- **Directive**
Work out how many lines of the listing hold the string "relative". Answer with that number alone.

□ □ □ □ □

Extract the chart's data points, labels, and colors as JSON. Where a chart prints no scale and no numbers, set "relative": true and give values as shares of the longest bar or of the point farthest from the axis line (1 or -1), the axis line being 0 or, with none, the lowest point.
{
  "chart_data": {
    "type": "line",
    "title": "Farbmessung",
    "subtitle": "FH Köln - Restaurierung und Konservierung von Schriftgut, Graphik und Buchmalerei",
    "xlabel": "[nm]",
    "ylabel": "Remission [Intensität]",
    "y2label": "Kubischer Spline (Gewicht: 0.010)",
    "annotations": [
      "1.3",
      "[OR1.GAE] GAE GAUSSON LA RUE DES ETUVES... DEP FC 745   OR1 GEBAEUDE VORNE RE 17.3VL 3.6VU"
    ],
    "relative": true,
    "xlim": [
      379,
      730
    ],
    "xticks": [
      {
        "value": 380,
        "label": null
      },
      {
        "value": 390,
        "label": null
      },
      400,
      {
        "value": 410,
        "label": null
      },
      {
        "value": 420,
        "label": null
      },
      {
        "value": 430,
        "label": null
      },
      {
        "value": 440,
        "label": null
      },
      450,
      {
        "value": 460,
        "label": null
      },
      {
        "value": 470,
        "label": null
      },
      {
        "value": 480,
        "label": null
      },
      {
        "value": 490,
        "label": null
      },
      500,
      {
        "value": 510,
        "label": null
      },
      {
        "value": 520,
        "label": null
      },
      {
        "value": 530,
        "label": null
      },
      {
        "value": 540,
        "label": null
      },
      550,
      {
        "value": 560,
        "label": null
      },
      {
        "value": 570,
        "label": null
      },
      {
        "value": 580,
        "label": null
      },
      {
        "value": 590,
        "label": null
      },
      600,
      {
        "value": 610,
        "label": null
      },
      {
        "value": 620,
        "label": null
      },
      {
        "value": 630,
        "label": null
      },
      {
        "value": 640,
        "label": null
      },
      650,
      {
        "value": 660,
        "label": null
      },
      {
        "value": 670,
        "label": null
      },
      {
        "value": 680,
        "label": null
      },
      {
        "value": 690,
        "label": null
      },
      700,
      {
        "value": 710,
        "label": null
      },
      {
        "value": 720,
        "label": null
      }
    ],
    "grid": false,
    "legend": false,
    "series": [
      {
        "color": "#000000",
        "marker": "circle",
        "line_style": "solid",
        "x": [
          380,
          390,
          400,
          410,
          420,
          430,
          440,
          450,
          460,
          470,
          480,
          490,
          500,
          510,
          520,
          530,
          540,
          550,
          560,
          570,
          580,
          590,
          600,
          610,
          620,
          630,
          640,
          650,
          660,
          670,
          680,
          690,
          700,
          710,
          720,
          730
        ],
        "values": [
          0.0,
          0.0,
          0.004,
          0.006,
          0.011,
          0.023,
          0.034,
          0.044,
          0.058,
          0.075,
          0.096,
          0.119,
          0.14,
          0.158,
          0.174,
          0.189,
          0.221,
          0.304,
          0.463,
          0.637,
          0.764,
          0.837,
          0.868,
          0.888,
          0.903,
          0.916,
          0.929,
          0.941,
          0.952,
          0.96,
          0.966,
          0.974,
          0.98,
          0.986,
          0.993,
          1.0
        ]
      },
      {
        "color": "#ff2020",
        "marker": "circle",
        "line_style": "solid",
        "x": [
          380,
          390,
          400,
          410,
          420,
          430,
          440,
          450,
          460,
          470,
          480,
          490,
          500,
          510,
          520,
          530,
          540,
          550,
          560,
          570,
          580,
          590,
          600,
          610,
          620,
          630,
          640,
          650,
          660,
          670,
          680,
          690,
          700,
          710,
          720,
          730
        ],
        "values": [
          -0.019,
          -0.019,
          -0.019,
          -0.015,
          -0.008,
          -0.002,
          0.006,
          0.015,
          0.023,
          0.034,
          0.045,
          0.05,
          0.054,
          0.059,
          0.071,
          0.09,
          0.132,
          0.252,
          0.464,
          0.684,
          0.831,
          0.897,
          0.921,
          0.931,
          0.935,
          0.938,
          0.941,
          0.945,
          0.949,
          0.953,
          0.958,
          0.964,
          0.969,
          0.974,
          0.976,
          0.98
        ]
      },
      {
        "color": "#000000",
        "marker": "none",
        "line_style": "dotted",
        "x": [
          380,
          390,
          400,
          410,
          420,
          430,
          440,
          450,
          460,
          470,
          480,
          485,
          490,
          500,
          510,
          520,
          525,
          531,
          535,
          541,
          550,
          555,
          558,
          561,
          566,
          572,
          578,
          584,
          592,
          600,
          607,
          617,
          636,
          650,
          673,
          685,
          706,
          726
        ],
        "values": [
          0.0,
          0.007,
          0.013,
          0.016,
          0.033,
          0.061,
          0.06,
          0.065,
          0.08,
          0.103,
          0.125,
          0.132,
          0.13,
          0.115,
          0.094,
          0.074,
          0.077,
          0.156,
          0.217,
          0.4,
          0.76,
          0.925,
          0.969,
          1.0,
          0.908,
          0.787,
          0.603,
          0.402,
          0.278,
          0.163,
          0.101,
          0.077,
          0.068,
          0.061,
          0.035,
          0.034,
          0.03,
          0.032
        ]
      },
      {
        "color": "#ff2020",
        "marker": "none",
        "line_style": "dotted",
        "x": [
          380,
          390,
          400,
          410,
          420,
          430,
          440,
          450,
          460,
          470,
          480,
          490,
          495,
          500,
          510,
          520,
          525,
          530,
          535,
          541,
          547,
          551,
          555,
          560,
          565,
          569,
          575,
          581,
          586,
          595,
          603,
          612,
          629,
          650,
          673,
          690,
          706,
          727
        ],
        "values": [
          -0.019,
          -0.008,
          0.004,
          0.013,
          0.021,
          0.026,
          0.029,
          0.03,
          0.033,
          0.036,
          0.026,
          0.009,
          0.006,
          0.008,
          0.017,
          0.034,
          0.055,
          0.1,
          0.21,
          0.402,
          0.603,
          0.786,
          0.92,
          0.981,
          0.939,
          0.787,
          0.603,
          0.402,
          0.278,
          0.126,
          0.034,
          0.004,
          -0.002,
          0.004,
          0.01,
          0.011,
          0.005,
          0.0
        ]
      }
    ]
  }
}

□ □ □ □ □

- **Solution for this problem**
2